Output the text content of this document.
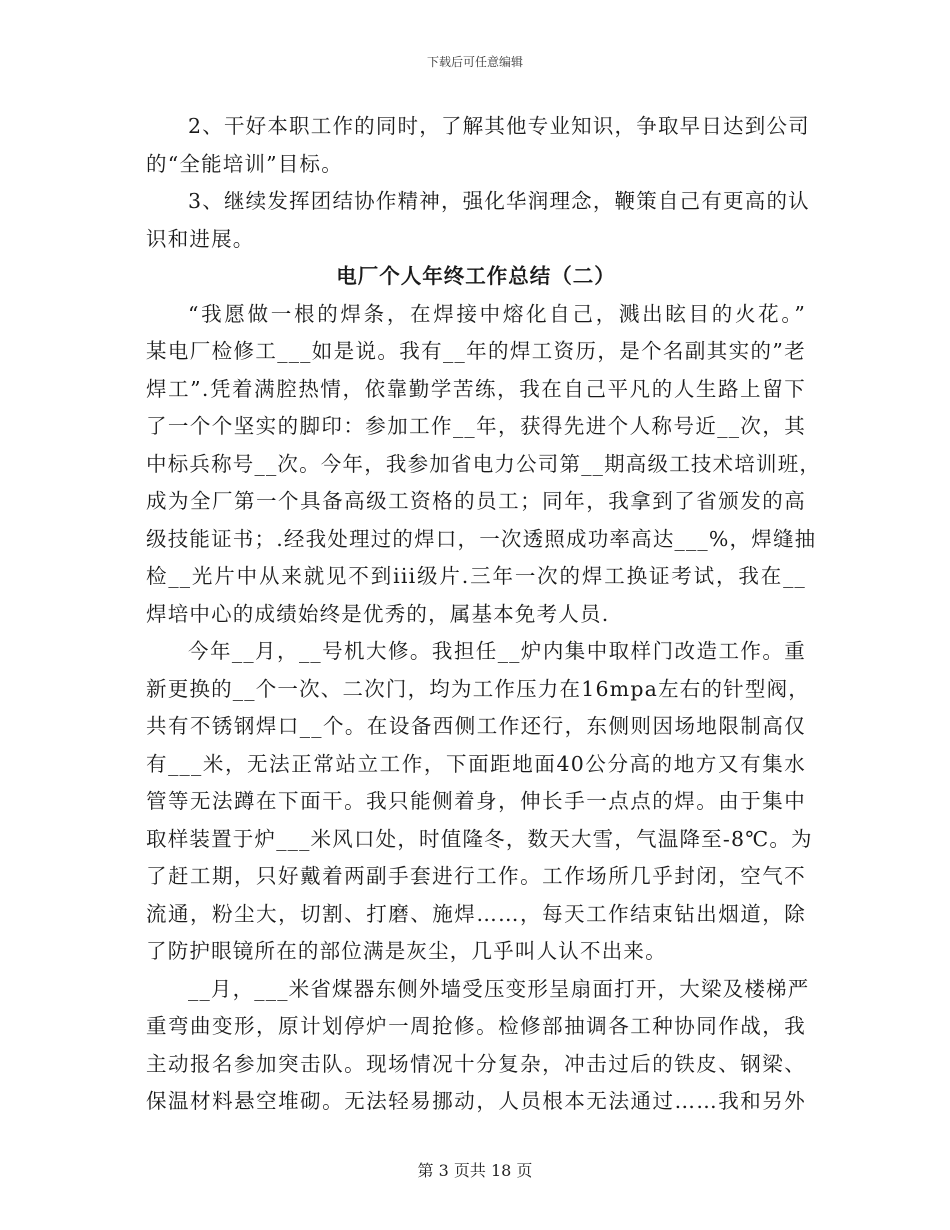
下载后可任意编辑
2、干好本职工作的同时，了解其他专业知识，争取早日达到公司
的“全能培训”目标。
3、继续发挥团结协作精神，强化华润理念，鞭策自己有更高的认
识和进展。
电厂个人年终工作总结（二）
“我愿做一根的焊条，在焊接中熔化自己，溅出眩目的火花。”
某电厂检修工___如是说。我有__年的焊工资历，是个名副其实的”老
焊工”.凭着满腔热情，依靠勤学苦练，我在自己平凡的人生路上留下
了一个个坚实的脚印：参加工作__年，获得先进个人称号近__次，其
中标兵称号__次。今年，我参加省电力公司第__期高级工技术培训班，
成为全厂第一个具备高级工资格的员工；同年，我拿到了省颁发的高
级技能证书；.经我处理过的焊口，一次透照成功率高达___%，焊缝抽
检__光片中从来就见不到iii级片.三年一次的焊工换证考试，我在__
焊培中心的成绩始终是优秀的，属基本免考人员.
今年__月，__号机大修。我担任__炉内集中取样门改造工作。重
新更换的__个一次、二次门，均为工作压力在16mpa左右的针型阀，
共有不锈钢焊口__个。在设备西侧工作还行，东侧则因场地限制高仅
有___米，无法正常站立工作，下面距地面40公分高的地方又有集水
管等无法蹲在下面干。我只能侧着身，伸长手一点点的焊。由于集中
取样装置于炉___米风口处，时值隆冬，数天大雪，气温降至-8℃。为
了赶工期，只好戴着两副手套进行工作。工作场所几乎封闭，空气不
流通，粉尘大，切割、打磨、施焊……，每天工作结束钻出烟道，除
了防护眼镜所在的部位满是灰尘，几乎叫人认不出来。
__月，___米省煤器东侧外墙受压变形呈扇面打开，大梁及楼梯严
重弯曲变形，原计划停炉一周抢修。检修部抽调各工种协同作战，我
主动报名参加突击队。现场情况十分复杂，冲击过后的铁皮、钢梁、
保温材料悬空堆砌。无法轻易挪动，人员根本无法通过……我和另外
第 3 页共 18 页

+++

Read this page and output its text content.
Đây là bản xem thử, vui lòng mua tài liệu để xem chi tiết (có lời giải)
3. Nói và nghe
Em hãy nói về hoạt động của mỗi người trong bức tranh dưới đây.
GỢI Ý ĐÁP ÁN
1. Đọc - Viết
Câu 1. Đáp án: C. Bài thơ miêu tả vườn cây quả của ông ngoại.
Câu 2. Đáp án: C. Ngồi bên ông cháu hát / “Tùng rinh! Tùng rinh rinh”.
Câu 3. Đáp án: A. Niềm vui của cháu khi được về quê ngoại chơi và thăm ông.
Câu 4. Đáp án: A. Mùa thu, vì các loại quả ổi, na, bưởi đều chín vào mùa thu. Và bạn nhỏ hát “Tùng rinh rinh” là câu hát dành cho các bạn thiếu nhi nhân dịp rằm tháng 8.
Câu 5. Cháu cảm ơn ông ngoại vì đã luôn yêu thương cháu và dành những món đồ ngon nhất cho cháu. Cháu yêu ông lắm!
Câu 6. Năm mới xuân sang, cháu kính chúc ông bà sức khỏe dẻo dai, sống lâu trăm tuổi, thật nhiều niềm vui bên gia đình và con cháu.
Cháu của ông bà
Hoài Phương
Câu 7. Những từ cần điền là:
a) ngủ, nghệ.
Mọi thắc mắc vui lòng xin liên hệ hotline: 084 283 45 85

+++

> [OBJECTIVE] Report the number of lines that contain "lòng", with no other words.

> [SOLUTION] 2